::: Dataset content

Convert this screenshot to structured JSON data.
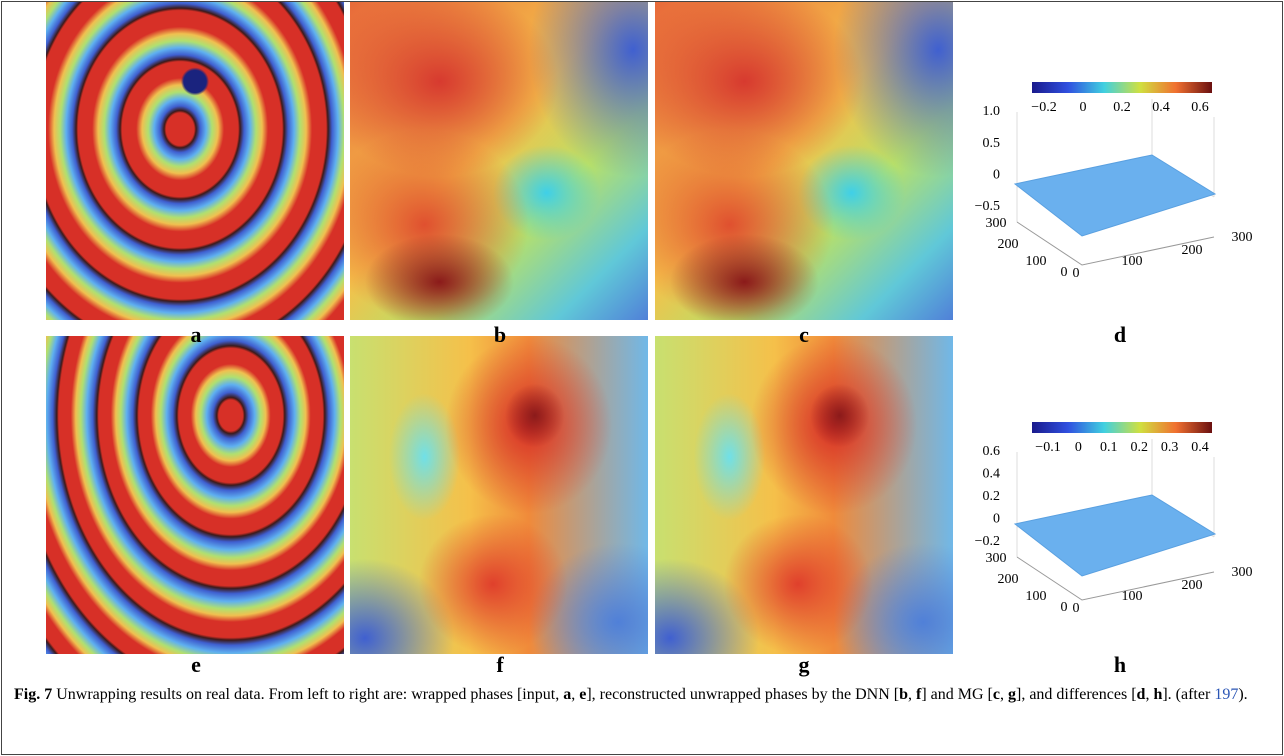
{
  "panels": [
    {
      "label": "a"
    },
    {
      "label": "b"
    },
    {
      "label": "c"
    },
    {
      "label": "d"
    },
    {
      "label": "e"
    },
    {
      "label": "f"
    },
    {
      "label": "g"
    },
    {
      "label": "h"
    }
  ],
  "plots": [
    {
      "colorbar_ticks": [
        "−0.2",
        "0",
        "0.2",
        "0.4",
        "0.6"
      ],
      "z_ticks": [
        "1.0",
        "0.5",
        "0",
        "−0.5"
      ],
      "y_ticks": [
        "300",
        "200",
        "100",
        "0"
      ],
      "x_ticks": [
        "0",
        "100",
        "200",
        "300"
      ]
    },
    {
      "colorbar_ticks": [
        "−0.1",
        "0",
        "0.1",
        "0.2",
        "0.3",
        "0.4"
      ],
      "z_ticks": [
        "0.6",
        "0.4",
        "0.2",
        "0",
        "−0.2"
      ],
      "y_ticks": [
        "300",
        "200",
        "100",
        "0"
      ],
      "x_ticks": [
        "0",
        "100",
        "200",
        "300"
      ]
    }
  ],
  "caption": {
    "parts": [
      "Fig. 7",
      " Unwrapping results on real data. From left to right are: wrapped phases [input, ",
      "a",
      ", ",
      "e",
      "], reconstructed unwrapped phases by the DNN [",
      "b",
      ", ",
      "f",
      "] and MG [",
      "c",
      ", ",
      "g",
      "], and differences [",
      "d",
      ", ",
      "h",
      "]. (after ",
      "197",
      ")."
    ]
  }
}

::::::
::: Dataset content

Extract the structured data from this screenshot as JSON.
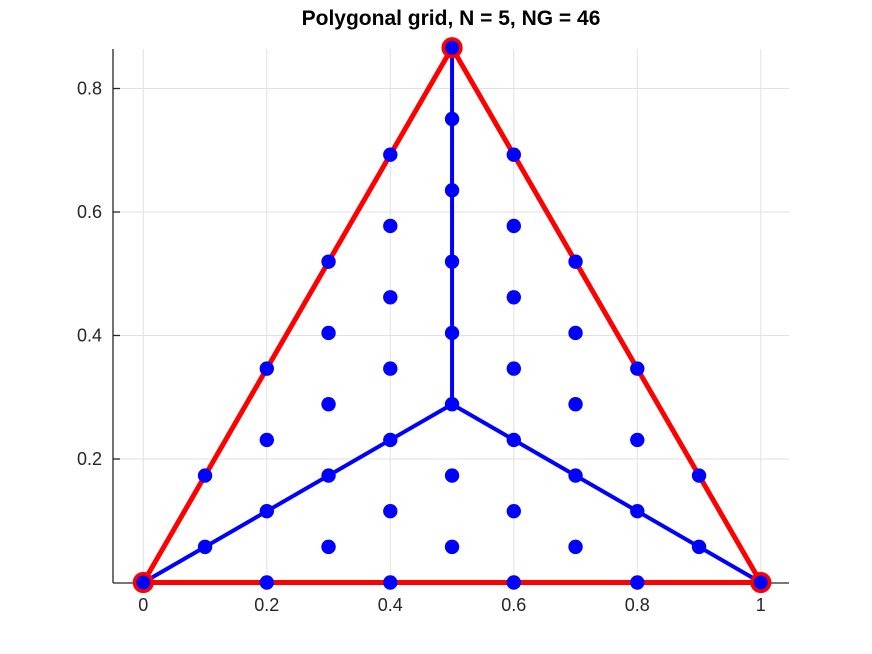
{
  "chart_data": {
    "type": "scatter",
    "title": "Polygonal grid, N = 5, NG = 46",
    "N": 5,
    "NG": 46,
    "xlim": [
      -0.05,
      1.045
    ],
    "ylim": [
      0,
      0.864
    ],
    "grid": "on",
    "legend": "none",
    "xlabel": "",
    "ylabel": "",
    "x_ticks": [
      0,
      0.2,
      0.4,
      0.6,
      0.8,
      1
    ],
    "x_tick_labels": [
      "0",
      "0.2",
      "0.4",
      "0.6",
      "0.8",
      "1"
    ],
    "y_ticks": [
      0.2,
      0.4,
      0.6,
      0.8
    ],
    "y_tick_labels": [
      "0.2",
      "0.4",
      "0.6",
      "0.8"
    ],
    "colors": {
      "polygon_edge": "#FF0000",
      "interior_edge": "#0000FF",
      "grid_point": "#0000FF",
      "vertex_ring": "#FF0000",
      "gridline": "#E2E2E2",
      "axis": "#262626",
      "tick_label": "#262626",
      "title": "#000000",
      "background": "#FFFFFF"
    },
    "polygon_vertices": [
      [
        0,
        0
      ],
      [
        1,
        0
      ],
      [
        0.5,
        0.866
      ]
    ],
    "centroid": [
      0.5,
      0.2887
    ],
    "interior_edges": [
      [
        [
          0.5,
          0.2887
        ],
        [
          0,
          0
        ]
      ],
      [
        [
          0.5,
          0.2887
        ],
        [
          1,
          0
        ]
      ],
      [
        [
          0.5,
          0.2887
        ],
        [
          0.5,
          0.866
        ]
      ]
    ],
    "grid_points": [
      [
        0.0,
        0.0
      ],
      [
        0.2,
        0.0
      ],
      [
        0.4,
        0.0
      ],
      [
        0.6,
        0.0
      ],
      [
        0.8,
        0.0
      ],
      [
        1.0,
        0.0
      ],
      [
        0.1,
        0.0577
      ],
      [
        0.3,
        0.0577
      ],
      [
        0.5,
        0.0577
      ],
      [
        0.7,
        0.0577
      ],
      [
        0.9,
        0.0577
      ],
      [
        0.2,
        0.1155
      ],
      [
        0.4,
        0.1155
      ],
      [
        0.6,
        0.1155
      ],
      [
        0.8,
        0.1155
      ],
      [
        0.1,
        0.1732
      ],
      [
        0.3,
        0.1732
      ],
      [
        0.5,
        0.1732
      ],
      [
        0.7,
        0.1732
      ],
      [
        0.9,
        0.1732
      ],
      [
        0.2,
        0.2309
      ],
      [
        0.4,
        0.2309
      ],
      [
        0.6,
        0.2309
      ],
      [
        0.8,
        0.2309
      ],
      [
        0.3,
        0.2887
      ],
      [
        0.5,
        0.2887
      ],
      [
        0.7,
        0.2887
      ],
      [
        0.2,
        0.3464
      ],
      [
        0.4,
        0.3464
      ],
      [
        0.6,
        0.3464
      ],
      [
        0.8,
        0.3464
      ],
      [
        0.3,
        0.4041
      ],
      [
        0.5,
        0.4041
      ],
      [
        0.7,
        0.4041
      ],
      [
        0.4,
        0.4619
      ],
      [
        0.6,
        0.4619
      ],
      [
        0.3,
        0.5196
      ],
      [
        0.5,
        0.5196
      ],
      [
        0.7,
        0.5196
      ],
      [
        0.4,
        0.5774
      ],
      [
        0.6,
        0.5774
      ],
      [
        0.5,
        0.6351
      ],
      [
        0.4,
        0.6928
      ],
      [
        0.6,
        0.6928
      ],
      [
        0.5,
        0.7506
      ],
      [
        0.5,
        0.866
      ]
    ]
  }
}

::::::

Task instructions.
Read through the lines above and collect those that contain the string "structured".

Exercise response.
Convert this screenshot to structured JSON data.
Extract the structured data from this screenshot as JSON.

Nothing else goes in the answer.